§ **To-do list**
- a) Please write out the passage of the factoring thread starting with "The answer is" and going on through "further into (m+n)(m-n)(m+n).".
- b) In the factoring thread, what factored form is given as the answer for m3 -mn2 +m2n - n3 + m2 - n2?

§ **Quoted passage**

---+---

# Math Help - factoring help

1. ## factoring help

I'm struggling with factoring. Some are really easy, and some I don't know where to start.

m3 -mn2 +m2n - n3 + m2 - n2 is one that I need to factor.

The answer is (m+n)(m-n)(m+n+1) and if I multiply it all out, it gets me back to the original.

I get that (m+n)(m-n) is (m2 - n2). Do the substitution and you get m3 -mn2 +m2n - n3 + (m+n)(m-n).

You can factor m3 -mn2 +m2n - n3 into (m2-n2)(m+n), and further into (m+n)(m-n)(m+n).

Substitute again and you get (m+n)(m-n)(m+n) + (m+n)(m-n). Then I don't know where to go.

Can someone point me in the right direction?

Thanks

2. ## Re: factoring help

Originally Posted by baldysm
Substitute again and you get (m+n)(m-n)(m+n) + (m+n)(m-n). Then I don't know where to go.
You're so close! Just factorise the $(m+n)(m-n)$

$(m+n)(m-n)(m+n) + (m+n)(m-n)=(m+n)(m-n)\bigg((m+n)+1\bigg)$

3. ## Re: factoring help

Hmmm, lost me.

Are you factoring the (m+n)(m-n) from (m+n)(m-n)(m+n)?

Guess I don't see how to factor (m+n)(m-n) into (m+n+1)

4. ## Re: factoring help

Originally Posted by baldysm
Hmmm, lost me.
Are you factoring the (m+n)(m-n) from (m+n)(m-n)(m+n)?
No, I'm factoring $(m+n)(m-n)$ from the whole expression $(m+n)(m-n)(m+n) + (m+n)(m-n)$ .

---+---

§ **Material provided**
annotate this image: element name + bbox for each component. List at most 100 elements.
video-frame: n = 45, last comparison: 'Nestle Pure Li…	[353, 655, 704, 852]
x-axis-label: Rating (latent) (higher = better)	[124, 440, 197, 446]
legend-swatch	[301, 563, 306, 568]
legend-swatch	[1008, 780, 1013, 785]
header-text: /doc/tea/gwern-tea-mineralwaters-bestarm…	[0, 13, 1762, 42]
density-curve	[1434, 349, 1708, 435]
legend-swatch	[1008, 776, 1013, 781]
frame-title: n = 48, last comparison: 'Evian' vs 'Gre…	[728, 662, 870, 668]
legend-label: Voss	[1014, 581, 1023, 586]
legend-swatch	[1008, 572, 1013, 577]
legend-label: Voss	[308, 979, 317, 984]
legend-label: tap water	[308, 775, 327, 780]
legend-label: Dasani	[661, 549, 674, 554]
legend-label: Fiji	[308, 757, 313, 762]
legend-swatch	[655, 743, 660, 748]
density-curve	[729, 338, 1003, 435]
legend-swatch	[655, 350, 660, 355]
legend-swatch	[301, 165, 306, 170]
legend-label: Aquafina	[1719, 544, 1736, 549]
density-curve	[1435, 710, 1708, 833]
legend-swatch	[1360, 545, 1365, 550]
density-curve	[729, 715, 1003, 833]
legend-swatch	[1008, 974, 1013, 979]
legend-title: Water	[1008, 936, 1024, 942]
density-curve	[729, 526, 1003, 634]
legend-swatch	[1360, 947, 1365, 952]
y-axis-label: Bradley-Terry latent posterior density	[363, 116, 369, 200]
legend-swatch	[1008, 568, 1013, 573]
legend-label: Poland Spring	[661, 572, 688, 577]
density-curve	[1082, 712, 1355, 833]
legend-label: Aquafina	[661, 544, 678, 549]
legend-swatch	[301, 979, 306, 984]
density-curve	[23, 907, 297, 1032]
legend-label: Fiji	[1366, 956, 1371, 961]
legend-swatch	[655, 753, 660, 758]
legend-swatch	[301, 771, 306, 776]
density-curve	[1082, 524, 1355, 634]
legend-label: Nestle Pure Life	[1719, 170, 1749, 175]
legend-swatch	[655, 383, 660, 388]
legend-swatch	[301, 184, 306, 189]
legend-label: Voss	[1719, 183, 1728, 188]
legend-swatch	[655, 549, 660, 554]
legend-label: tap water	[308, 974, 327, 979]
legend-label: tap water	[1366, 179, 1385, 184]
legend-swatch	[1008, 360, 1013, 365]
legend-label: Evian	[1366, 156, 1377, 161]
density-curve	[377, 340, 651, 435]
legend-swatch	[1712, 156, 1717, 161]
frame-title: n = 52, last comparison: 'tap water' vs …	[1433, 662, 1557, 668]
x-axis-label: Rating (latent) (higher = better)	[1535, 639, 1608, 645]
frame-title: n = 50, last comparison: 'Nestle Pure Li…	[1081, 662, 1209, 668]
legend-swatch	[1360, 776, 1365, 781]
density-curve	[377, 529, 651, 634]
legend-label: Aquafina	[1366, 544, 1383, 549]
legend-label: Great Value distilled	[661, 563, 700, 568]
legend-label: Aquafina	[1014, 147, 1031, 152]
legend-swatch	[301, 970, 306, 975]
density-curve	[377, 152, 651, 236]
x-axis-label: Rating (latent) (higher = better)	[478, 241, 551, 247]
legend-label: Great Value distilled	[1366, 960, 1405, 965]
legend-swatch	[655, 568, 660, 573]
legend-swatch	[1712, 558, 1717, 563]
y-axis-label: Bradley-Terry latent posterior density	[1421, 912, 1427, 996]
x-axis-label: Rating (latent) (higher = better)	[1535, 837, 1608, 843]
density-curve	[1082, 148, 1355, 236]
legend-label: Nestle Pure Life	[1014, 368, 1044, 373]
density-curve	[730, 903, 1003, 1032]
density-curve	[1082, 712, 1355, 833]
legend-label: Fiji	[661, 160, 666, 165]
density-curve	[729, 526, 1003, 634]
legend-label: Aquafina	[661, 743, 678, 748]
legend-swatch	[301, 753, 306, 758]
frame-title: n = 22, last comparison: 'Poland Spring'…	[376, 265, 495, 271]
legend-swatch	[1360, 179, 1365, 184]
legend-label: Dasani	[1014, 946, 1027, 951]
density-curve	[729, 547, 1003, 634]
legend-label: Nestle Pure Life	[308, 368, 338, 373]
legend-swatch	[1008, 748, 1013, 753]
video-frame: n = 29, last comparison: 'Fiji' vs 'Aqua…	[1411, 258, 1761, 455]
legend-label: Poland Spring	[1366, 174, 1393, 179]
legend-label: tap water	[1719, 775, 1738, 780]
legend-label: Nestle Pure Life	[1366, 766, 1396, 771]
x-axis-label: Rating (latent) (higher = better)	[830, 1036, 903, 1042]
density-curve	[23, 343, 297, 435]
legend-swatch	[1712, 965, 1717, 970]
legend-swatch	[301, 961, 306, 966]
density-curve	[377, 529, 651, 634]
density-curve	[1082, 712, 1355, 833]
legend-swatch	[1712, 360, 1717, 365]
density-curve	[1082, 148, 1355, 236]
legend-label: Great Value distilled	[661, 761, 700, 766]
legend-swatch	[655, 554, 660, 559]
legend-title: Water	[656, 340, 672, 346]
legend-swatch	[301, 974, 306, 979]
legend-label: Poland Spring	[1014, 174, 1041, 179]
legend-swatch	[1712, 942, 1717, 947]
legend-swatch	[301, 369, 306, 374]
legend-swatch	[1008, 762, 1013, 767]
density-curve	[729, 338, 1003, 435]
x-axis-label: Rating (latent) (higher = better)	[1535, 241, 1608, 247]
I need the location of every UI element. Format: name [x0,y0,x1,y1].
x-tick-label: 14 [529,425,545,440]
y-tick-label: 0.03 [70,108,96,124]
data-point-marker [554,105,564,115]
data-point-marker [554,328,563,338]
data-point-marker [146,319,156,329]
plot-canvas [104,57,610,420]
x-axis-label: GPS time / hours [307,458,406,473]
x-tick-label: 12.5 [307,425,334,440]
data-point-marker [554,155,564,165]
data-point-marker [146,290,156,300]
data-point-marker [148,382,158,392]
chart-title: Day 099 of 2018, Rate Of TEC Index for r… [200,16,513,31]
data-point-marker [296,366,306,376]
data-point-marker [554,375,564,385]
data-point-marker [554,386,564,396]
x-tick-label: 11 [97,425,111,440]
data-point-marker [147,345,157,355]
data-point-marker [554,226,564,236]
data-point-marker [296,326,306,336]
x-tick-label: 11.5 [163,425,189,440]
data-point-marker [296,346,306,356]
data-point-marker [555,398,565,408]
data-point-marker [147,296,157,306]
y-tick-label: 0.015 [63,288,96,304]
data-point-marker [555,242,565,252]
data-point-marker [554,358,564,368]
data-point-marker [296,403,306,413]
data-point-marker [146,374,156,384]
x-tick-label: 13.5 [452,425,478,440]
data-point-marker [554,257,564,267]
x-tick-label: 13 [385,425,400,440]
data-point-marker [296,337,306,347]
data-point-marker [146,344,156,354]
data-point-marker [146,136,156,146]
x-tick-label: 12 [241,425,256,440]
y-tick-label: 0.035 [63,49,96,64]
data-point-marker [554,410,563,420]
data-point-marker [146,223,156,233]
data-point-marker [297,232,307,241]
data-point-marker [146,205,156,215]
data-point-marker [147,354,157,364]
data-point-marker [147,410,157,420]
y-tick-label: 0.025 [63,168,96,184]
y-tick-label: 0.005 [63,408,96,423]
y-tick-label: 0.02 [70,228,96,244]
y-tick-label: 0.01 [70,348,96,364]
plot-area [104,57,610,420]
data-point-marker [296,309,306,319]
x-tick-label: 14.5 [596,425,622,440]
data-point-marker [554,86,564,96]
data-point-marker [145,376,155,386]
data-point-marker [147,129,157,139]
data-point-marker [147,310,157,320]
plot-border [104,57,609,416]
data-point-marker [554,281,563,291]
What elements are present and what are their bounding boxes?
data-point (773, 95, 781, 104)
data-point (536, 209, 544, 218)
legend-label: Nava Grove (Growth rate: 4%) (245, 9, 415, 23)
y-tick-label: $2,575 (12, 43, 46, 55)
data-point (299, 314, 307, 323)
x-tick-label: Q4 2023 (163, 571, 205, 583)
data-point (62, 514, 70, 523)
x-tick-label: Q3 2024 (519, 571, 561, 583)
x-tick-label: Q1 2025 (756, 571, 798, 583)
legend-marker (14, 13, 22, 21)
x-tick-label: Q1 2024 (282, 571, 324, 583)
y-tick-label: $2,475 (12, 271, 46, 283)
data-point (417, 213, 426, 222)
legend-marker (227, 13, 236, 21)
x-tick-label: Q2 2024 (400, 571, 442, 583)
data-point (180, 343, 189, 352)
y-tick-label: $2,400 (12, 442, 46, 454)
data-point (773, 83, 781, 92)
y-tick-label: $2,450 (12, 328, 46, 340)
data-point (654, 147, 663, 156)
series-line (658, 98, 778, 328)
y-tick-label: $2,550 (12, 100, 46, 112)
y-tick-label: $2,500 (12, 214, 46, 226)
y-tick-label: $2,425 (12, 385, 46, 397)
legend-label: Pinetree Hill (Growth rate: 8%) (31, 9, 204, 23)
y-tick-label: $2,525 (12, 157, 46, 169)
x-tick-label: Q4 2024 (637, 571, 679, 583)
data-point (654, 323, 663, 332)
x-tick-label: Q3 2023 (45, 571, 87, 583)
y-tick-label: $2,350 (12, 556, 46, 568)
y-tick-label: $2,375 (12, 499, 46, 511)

---+---

§ **Final results**
- a)
The answer is (m+n)(m-n)(m+n+1) and if I multiply it all out, it gets me back to the original.

I get that (m+n)(m-n) is (m2 - n2). Do the substitution and you get m3 -mn2 +m2n - n3 + (m+n)(m-n).

You can factor m3 -mn2 +m2n - n3 into (m2-n2)(m+n), and further into (m+n)(m-n)(m+n).

- b) (m+n)(m-n)(m+n+1)